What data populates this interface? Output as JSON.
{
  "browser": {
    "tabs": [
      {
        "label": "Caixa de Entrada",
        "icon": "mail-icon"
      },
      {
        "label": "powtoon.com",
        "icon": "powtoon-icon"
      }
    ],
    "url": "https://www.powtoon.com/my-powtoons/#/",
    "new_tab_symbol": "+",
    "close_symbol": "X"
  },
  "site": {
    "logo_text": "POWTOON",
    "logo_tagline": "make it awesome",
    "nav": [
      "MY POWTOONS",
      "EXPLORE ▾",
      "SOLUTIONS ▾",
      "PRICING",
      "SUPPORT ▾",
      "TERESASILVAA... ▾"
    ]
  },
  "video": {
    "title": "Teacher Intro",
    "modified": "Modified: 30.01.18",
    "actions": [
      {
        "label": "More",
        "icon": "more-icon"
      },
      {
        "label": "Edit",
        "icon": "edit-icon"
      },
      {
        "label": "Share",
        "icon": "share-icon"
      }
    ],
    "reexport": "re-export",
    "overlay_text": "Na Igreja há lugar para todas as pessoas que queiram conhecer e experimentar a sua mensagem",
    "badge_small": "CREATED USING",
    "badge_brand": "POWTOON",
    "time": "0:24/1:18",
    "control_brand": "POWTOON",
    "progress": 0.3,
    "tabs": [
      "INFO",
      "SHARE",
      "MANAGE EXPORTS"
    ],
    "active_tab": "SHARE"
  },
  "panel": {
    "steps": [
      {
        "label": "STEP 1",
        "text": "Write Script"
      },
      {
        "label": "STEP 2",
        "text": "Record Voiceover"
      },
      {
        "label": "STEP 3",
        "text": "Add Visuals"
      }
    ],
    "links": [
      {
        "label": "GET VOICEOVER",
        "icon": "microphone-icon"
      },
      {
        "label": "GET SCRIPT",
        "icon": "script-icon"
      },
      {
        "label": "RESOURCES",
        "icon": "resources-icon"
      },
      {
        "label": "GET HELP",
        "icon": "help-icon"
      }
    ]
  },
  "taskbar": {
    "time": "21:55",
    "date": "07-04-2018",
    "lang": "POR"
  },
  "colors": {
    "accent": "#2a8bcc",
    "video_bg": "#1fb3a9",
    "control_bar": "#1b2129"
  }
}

> What is asked: Copy every line of the material, please, keeping it exactly the same.

> The response:
What data populates this interface? Output as JSON.
{
  "browser": {
    "tabs": [
      {
        "label": "Caixa de Entrada",
        "icon": "mail-icon"
      },
      {
        "label": "powtoon.com",
        "icon": "powtoon-icon"
      }
    ],
    "url": "https://www.powtoon.com/my-powtoons/#/",
    "new_tab_symbol": "+",
    "close_symbol": "X"
  },
  "site": {
    "logo_text": "POWTOON",
    "logo_tagline": "make it awesome",
    "nav": [
      "MY POWTOONS",
      "EXPLORE ▾",
      "SOLUTIONS ▾",
      "PRICING",
      "SUPPORT ▾",
      "TERESASILVAA... ▾"
    ]
  },
  "video": {
    "title": "Teacher Intro",
    "modified": "Modified: 30.01.18",
    "actions": [
      {
        "label": "More",
        "icon": "more-icon"
      },
      {
        "label": "Edit",
        "icon": "edit-icon"
      },
      {
        "label": "Share",
        "icon": "share-icon"
      }
    ],
    "reexport": "re-export",
    "overlay_text": "Na Igreja há lugar para todas as pessoas que queiram conhecer e experimentar a sua mensagem",
    "badge_small": "CREATED USING",
    "badge_brand": "POWTOON",
    "time": "0:24/1:18",
    "control_brand": "POWTOON",
    "progress": 0.3,
    "tabs": [
      "INFO",
      "SHARE",
      "MANAGE EXPORTS"
    ],
    "active_tab": "SHARE"
  },
  "panel": {
    "steps": [
      {
        "label": "STEP 1",
        "text": "Write Script"
      },
      {
        "label": "STEP 2",
        "text": "Record Voiceover"
      },
      {
        "label": "STEP 3",
        "text": "Add Visuals"
      }
    ],
    "links": [
      {
        "label": "GET VOICEOVER",
        "icon": "microphone-icon"
      },
      {
        "label": "GET SCRIPT",
        "icon": "script-icon"
      },
      {
        "label": "RESOURCES",
        "icon": "resources-icon"
      },
      {
        "label": "GET HELP",
        "icon": "help-icon"
      }
    ]
  },
  "taskbar": {
    "time": "21:55",
    "date": "07-04-2018",
    "lang": "POR"
  },
  "colors": {
    "accent": "#2a8bcc",
    "video_bg": "#1fb3a9",
    "control_bar": "#1b2129"
  }
}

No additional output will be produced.